→ Problem to work on
Without including any pictures, write out the listing below exactly.

→ Data supplied

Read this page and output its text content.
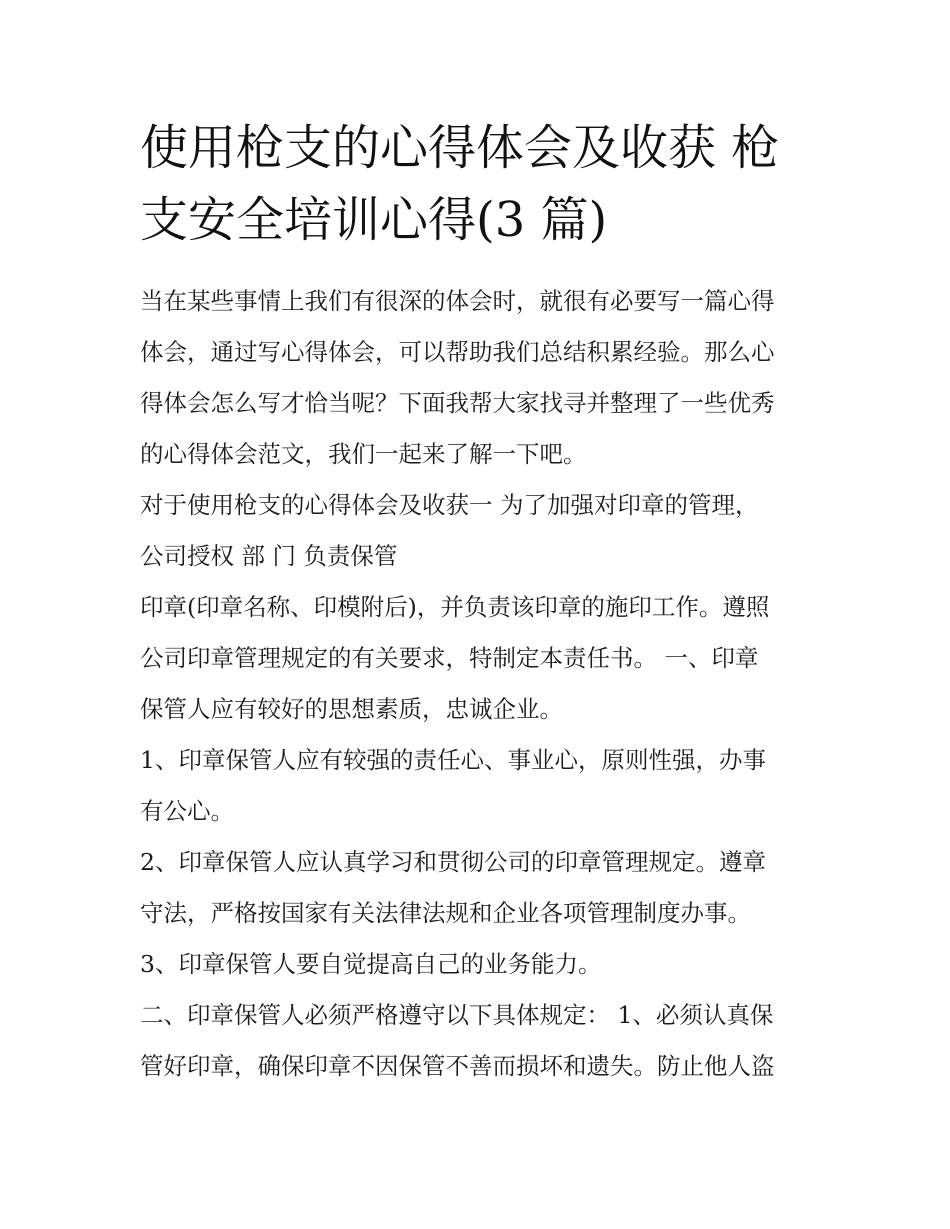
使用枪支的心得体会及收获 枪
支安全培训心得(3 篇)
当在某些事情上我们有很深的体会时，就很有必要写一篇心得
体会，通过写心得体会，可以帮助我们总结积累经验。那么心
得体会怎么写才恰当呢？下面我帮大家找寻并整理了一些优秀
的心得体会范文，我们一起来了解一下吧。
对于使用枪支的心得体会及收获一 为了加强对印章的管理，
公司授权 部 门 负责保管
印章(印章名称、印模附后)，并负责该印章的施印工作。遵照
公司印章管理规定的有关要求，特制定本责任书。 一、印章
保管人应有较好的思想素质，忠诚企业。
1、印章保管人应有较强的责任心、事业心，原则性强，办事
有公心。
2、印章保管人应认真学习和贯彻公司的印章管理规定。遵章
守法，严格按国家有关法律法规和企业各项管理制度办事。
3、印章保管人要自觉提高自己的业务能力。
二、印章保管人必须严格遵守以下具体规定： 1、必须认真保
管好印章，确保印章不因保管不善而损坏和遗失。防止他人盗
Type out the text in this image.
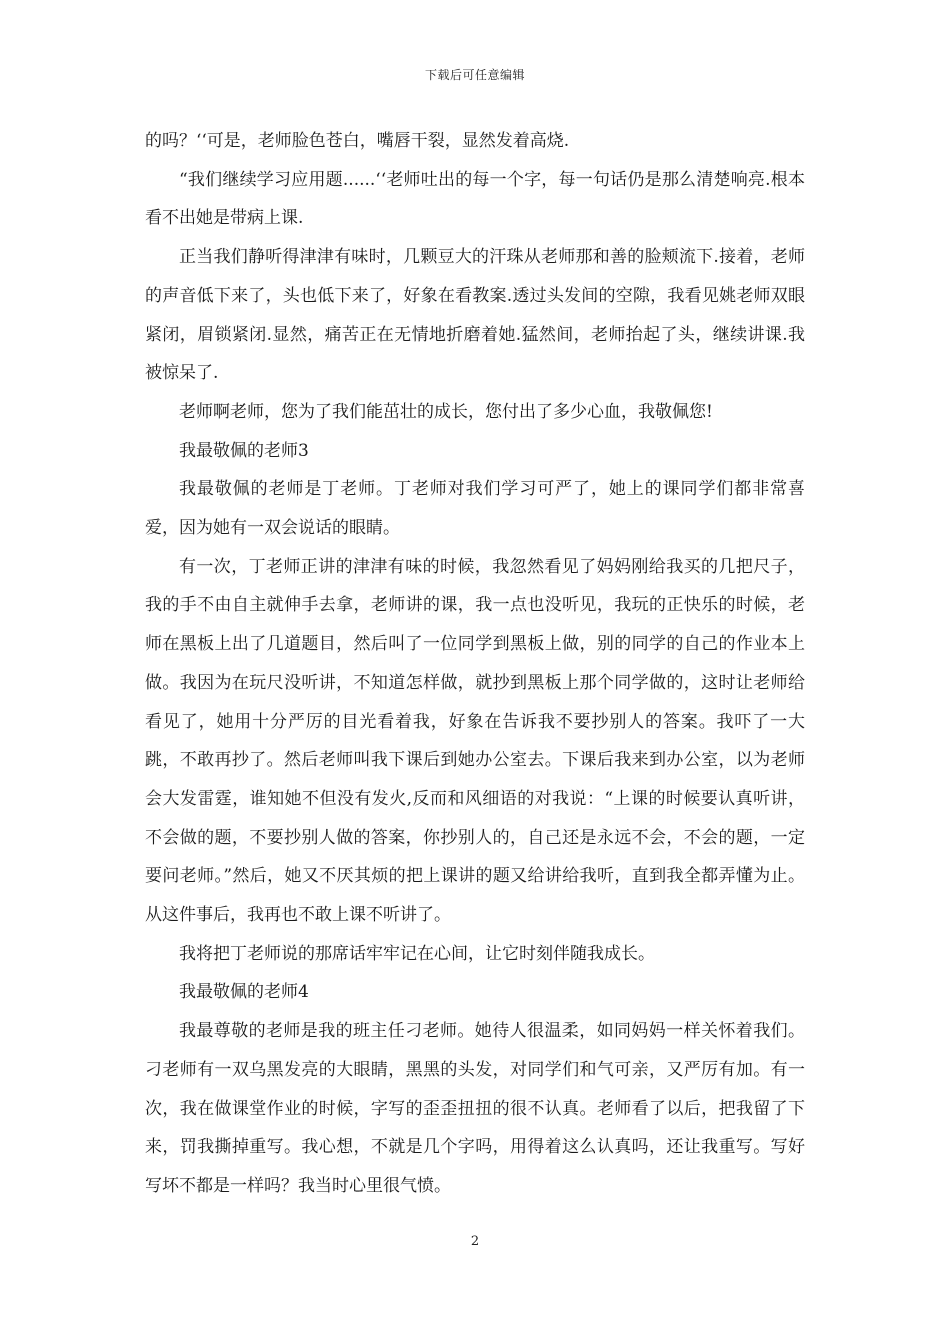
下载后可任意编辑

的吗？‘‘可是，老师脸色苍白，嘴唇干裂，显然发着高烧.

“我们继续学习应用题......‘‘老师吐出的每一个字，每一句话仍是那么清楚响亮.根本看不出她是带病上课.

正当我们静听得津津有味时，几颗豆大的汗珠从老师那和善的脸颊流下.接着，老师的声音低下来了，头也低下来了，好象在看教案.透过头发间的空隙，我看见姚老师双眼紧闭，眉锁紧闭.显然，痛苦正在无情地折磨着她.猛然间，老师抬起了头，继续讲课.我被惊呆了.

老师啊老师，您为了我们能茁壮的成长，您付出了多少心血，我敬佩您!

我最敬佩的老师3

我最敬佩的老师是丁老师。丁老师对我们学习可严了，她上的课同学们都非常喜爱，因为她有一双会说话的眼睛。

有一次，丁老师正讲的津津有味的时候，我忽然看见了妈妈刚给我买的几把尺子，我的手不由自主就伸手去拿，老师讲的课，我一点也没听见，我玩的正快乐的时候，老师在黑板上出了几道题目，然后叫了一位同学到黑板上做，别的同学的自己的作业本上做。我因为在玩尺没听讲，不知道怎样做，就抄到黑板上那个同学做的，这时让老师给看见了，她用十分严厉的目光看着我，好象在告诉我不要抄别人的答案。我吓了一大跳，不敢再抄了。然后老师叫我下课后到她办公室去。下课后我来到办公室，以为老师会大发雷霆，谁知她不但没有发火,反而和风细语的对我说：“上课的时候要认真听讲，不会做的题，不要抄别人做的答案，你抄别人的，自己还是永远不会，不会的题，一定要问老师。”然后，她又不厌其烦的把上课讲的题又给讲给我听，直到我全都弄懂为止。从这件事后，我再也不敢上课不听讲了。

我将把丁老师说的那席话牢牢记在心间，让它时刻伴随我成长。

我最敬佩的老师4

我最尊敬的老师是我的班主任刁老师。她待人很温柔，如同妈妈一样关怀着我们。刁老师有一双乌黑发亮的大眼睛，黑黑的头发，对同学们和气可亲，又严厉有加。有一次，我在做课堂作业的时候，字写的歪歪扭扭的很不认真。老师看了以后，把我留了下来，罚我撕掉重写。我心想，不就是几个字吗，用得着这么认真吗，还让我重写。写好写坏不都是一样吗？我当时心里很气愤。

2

→ Solution to this exercise
Read this page and output its text content.
使用枪支的心得体会及收获 枪
支安全培训心得(3 篇)
当在某些事情上我们有很深的体会时，就很有必要写一篇心得
体会，通过写心得体会，可以帮助我们总结积累经验。那么心
得体会怎么写才恰当呢？下面我帮大家找寻并整理了一些优秀
的心得体会范文，我们一起来了解一下吧。
对于使用枪支的心得体会及收获一 为了加强对印章的管理，
公司授权 部 门 负责保管
印章(印章名称、印模附后)，并负责该印章的施印工作。遵照
公司印章管理规定的有关要求，特制定本责任书。 一、印章
保管人应有较好的思想素质，忠诚企业。
1、印章保管人应有较强的责任心、事业心，原则性强，办事
有公心。
2、印章保管人应认真学习和贯彻公司的印章管理规定。遵章
守法，严格按国家有关法律法规和企业各项管理制度办事。
3、印章保管人要自觉提高自己的业务能力。
二、印章保管人必须严格遵守以下具体规定： 1、必须认真保
管好印章，确保印章不因保管不善而损坏和遗失。防止他人盗
Type out the text in this image.
下载后可任意编辑

的吗？‘‘可是，老师脸色苍白，嘴唇干裂，显然发着高烧.

“我们继续学习应用题......‘‘老师吐出的每一个字，每一句话仍是那么清楚响亮.根本看不出她是带病上课.

正当我们静听得津津有味时，几颗豆大的汗珠从老师那和善的脸颊流下.接着，老师的声音低下来了，头也低下来了，好象在看教案.透过头发间的空隙，我看见姚老师双眼紧闭，眉锁紧闭.显然，痛苦正在无情地折磨着她.猛然间，老师抬起了头，继续讲课.我被惊呆了.

老师啊老师，您为了我们能茁壮的成长，您付出了多少心血，我敬佩您!

我最敬佩的老师3

我最敬佩的老师是丁老师。丁老师对我们学习可严了，她上的课同学们都非常喜爱，因为她有一双会说话的眼睛。

有一次，丁老师正讲的津津有味的时候，我忽然看见了妈妈刚给我买的几把尺子，我的手不由自主就伸手去拿，老师讲的课，我一点也没听见，我玩的正快乐的时候，老师在黑板上出了几道题目，然后叫了一位同学到黑板上做，别的同学的自己的作业本上做。我因为在玩尺没听讲，不知道怎样做，就抄到黑板上那个同学做的，这时让老师给看见了，她用十分严厉的目光看着我，好象在告诉我不要抄别人的答案。我吓了一大跳，不敢再抄了。然后老师叫我下课后到她办公室去。下课后我来到办公室，以为老师会大发雷霆，谁知她不但没有发火,反而和风细语的对我说：“上课的时候要认真听讲，不会做的题，不要抄别人做的答案，你抄别人的，自己还是永远不会，不会的题，一定要问老师。”然后，她又不厌其烦的把上课讲的题又给讲给我听，直到我全都弄懂为止。从这件事后，我再也不敢上课不听讲了。

我将把丁老师说的那席话牢牢记在心间，让它时刻伴随我成长。

我最敬佩的老师4

我最尊敬的老师是我的班主任刁老师。她待人很温柔，如同妈妈一样关怀着我们。刁老师有一双乌黑发亮的大眼睛，黑黑的头发，对同学们和气可亲，又严厉有加。有一次，我在做课堂作业的时候，字写的歪歪扭扭的很不认真。老师看了以后，把我留了下来，罚我撕掉重写。我心想，不就是几个字吗，用得着这么认真吗，还让我重写。写好写坏不都是一样吗？我当时心里很气愤。

2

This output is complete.